**Extracted information**.
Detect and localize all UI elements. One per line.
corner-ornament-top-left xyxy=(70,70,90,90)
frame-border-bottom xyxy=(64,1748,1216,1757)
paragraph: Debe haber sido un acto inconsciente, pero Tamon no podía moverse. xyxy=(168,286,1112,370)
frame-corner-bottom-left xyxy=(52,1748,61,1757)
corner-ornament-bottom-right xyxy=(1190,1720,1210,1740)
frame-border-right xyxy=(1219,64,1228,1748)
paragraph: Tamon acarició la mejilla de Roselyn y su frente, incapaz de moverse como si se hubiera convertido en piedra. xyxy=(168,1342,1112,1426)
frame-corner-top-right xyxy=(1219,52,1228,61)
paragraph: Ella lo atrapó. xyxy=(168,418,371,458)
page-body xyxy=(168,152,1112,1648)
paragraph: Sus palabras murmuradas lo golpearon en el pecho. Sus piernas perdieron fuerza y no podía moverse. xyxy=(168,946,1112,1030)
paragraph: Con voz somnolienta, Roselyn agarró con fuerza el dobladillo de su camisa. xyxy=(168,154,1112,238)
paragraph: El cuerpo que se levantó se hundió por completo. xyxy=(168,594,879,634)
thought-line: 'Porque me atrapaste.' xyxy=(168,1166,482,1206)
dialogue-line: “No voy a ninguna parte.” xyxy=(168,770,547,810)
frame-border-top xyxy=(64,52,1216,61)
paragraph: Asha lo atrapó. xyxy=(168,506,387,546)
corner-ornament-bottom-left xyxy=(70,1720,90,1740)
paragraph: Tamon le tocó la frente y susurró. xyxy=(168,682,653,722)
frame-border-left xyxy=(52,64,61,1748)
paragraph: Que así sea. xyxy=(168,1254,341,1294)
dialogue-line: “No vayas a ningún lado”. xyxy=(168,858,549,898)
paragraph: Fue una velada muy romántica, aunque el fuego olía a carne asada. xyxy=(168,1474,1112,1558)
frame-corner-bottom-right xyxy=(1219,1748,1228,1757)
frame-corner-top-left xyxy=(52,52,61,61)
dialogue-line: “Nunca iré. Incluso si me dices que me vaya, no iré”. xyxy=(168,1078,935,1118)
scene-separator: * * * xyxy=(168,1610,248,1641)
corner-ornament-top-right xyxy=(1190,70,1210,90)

**Aim of the task**. Rewrite all of the lines above, putting "sujetó" wherever "atrapó" appears and leaving everything else the same.

**Result below**.
Detect and localize all UI elements. One per line.
corner-ornament-top-left xyxy=(70,70,90,90)
frame-border-bottom xyxy=(64,1748,1216,1757)
paragraph: Debe haber sido un acto inconsciente, pero Tamon no podía moverse. xyxy=(168,286,1112,370)
frame-corner-bottom-left xyxy=(52,1748,61,1757)
corner-ornament-bottom-right xyxy=(1190,1720,1210,1740)
frame-border-right xyxy=(1219,64,1228,1748)
paragraph: Tamon acarició la mejilla de Roselyn y su frente, incapaz de moverse como si se hubiera convertido en piedra. xyxy=(168,1342,1112,1426)
frame-corner-top-right xyxy=(1219,52,1228,61)
paragraph: Ella lo sujetó. xyxy=(168,418,371,458)
page-body xyxy=(168,152,1112,1648)
paragraph: Sus palabras murmuradas lo golpearon en el pecho. Sus piernas perdieron fuerza y no podía moverse. xyxy=(168,946,1112,1030)
paragraph: Con voz somnolienta, Roselyn agarró con fuerza el dobladillo de su camisa. xyxy=(168,154,1112,238)
paragraph: El cuerpo que se levantó se hundió por completo. xyxy=(168,594,879,634)
thought-line: 'Porque me atrapaste.' xyxy=(168,1166,482,1206)
dialogue-line: “No voy a ninguna parte.” xyxy=(168,770,547,810)
frame-border-top xyxy=(64,52,1216,61)
paragraph: Asha lo sujetó. xyxy=(168,506,387,546)
corner-ornament-bottom-left xyxy=(70,1720,90,1740)
paragraph: Tamon le tocó la frente y susurró. xyxy=(168,682,653,722)
frame-border-left xyxy=(52,64,61,1748)
paragraph: Que así sea. xyxy=(168,1254,341,1294)
dialogue-line: “No vayas a ningún lado”. xyxy=(168,858,549,898)
paragraph: Fue una velada muy romántica, aunque el fuego olía a carne asada. xyxy=(168,1474,1112,1558)
frame-corner-bottom-right xyxy=(1219,1748,1228,1757)
frame-corner-top-left xyxy=(52,52,61,61)
dialogue-line: “Nunca iré. Incluso si me dices que me vaya, no iré”. xyxy=(168,1078,935,1118)
scene-separator: * * * xyxy=(168,1610,248,1641)
corner-ornament-top-right xyxy=(1190,70,1210,90)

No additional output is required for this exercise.